• [Provided records]
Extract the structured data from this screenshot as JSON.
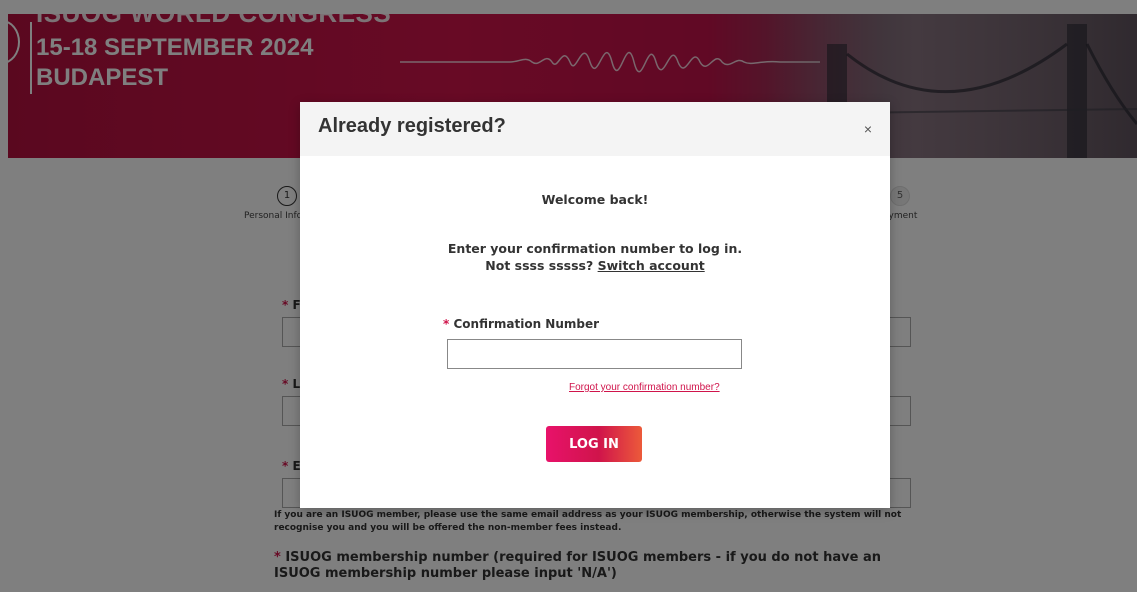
{
  "banner": {
    "line1": "ISUOG WORLD CONGRESS",
    "line2": "15-18 SEPTEMBER 2024",
    "line3": "BUDAPEST"
  },
  "steps": {
    "step1_number": "1",
    "step1_label": "Personal Info",
    "step5_number": "5",
    "step5_label": "Payment"
  },
  "form": {
    "field1_label_initial": "F",
    "field2_label_initial": "L",
    "field3_label_initial": "E",
    "required_marker": "*",
    "email_note": "If you are an ISUOG member, please use the same email address as your ISUOG membership, otherwise the system will not recognise you and you will be offered the non-member fees instead.",
    "membership_label": "ISUOG membership number (required for ISUOG members - if you do not have an ISUOG membership number please input 'N/A')"
  },
  "modal": {
    "title": "Already registered?",
    "close_symbol": "×",
    "welcome": "Welcome back!",
    "instruction": "Enter your confirmation number to log in.",
    "not_user_prefix": "Not ssss sssss?",
    "switch_account": "Switch account",
    "required_marker": "*",
    "confirmation_label": "Confirmation Number",
    "confirmation_value": "",
    "forgot_link": "Forgot your confirmation number?",
    "login_button": "LOG IN"
  },
  "colors": {
    "brand": "#d0144b",
    "overlay": "rgba(0,0,0,0.5)"
  }
}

• [Exercise details] From the listing, extract all text exactly as given and drop any picture.

• [Output below]
Extract the structured data from this screenshot as JSON.
{
  "banner": {
    "line1": "ISUOG WORLD CONGRESS",
    "line2": "15-18 SEPTEMBER 2024",
    "line3": "BUDAPEST"
  },
  "steps": {
    "step1_number": "1",
    "step1_label": "Personal Info",
    "step5_number": "5",
    "step5_label": "Payment"
  },
  "form": {
    "field1_label_initial": "F",
    "field2_label_initial": "L",
    "field3_label_initial": "E",
    "required_marker": "*",
    "email_note": "If you are an ISUOG member, please use the same email address as your ISUOG membership, otherwise the system will not recognise you and you will be offered the non-member fees instead.",
    "membership_label": "ISUOG membership number (required for ISUOG members - if you do not have an ISUOG membership number please input 'N/A')"
  },
  "modal": {
    "title": "Already registered?",
    "close_symbol": "×",
    "welcome": "Welcome back!",
    "instruction": "Enter your confirmation number to log in.",
    "not_user_prefix": "Not ssss sssss?",
    "switch_account": "Switch account",
    "required_marker": "*",
    "confirmation_label": "Confirmation Number",
    "confirmation_value": "",
    "forgot_link": "Forgot your confirmation number?",
    "login_button": "LOG IN"
  },
  "colors": {
    "brand": "#d0144b",
    "overlay": "rgba(0,0,0,0.5)"
  }
}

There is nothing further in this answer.